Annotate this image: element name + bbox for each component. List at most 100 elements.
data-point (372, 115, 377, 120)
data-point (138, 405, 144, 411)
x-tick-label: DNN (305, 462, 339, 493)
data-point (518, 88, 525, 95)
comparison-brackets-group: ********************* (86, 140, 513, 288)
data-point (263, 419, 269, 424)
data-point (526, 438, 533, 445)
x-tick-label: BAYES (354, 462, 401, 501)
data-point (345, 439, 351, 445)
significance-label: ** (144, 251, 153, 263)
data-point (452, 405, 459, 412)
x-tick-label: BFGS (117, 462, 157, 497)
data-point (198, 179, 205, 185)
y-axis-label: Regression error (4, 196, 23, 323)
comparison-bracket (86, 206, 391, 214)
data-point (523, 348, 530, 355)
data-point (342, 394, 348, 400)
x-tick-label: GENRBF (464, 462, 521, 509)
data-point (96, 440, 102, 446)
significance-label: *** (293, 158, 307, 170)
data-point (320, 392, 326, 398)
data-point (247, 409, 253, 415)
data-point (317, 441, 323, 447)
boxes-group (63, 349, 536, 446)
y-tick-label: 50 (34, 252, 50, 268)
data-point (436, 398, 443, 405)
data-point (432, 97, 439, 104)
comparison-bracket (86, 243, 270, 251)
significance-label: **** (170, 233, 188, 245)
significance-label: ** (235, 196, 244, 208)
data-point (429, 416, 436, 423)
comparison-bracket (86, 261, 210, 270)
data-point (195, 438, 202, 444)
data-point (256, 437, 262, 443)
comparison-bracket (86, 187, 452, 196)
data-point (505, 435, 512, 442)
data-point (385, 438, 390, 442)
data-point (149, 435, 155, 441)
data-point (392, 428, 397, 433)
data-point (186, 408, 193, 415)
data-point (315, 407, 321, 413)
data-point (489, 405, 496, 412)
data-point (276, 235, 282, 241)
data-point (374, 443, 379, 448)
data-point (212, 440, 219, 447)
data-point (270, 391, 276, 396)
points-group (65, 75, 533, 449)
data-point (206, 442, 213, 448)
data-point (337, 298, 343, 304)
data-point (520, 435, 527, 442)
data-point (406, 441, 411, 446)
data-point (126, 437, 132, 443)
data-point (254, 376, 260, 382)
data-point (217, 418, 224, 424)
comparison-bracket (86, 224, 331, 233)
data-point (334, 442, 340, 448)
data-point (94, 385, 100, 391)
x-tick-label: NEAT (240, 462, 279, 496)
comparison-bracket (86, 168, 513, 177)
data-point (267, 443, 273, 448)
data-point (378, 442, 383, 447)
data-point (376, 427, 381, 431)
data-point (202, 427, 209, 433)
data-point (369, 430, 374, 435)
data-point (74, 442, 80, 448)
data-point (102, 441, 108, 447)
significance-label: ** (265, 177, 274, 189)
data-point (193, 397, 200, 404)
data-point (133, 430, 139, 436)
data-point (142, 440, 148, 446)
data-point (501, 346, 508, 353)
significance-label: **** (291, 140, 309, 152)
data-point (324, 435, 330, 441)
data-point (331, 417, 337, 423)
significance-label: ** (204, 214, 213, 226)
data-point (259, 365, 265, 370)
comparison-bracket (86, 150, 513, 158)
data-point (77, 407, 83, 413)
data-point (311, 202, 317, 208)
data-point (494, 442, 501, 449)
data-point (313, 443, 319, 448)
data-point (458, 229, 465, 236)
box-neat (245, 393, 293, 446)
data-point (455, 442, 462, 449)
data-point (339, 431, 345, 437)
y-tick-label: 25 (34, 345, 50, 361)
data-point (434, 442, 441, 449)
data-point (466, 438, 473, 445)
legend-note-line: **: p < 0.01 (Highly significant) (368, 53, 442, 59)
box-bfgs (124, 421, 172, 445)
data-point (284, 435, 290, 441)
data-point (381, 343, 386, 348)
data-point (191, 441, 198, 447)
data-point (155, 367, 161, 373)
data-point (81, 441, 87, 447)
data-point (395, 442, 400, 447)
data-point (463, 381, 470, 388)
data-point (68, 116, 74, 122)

•••••

_WRITTEN INSTRUCTION:_ Can you reproduce all of the material above word for word, line by line?

_PROBLEM SOLUTION:_
Annotate this image: element name + bbox for each component. List at most 100 elements.
data-point (372, 115, 377, 120)
data-point (138, 405, 144, 411)
x-tick-label: DNN (305, 462, 339, 493)
data-point (518, 88, 525, 95)
comparison-brackets-group: ********************* (86, 140, 513, 288)
data-point (263, 419, 269, 424)
data-point (526, 438, 533, 445)
x-tick-label: BAYES (354, 462, 401, 501)
data-point (345, 439, 351, 445)
significance-label: ** (144, 251, 153, 263)
data-point (452, 405, 459, 412)
x-tick-label: BFGS (117, 462, 157, 497)
data-point (198, 179, 205, 185)
y-axis-label: Regression error (4, 196, 23, 323)
comparison-bracket (86, 206, 391, 214)
data-point (523, 348, 530, 355)
data-point (342, 394, 348, 400)
x-tick-label: GENRBF (464, 462, 521, 509)
data-point (96, 440, 102, 446)
significance-label: *** (293, 158, 307, 170)
data-point (320, 392, 326, 398)
data-point (247, 409, 253, 415)
data-point (317, 441, 323, 447)
boxes-group (63, 349, 536, 446)
y-tick-label: 50 (34, 252, 50, 268)
data-point (436, 398, 443, 405)
data-point (432, 97, 439, 104)
comparison-bracket (86, 243, 270, 251)
significance-label: **** (170, 233, 188, 245)
significance-label: ** (235, 196, 244, 208)
data-point (429, 416, 436, 423)
comparison-bracket (86, 261, 210, 270)
data-point (195, 438, 202, 444)
data-point (256, 437, 262, 443)
comparison-bracket (86, 187, 452, 196)
data-point (505, 435, 512, 442)
data-point (385, 438, 390, 442)
data-point (149, 435, 155, 441)
data-point (392, 428, 397, 433)
data-point (186, 408, 193, 415)
data-point (315, 407, 321, 413)
data-point (489, 405, 496, 412)
data-point (276, 235, 282, 241)
data-point (374, 443, 379, 448)
data-point (212, 440, 219, 447)
data-point (270, 391, 276, 396)
points-group (65, 75, 533, 449)
data-point (206, 442, 213, 448)
data-point (337, 298, 343, 304)
data-point (520, 435, 527, 442)
data-point (406, 441, 411, 446)
data-point (126, 437, 132, 443)
data-point (254, 376, 260, 382)
data-point (217, 418, 224, 424)
comparison-bracket (86, 224, 331, 233)
data-point (334, 442, 340, 448)
data-point (94, 385, 100, 391)
x-tick-label: NEAT (240, 462, 279, 496)
comparison-bracket (86, 168, 513, 177)
data-point (267, 443, 273, 448)
data-point (378, 442, 383, 447)
data-point (376, 427, 381, 431)
data-point (202, 427, 209, 433)
data-point (369, 430, 374, 435)
data-point (74, 442, 80, 448)
data-point (102, 441, 108, 447)
significance-label: ** (265, 177, 274, 189)
data-point (193, 397, 200, 404)
data-point (133, 430, 139, 436)
data-point (142, 440, 148, 446)
data-point (501, 346, 508, 353)
significance-label: **** (291, 140, 309, 152)
data-point (324, 435, 330, 441)
data-point (331, 417, 337, 423)
significance-label: ** (204, 214, 213, 226)
data-point (259, 365, 265, 370)
comparison-bracket (86, 150, 513, 158)
data-point (77, 407, 83, 413)
data-point (311, 202, 317, 208)
data-point (494, 442, 501, 449)
data-point (313, 443, 319, 448)
data-point (458, 229, 465, 236)
box-neat (245, 393, 293, 446)
data-point (455, 442, 462, 449)
data-point (339, 431, 345, 437)
y-tick-label: 25 (34, 345, 50, 361)
data-point (434, 442, 441, 449)
data-point (466, 438, 473, 445)
legend-note-line: **: p < 0.01 (Highly significant) (368, 53, 442, 59)
box-bfgs (124, 421, 172, 445)
data-point (284, 435, 290, 441)
data-point (381, 343, 386, 348)
data-point (191, 441, 198, 447)
data-point (155, 367, 161, 373)
data-point (81, 441, 87, 447)
data-point (395, 442, 400, 447)
data-point (463, 381, 470, 388)
data-point (68, 116, 74, 122)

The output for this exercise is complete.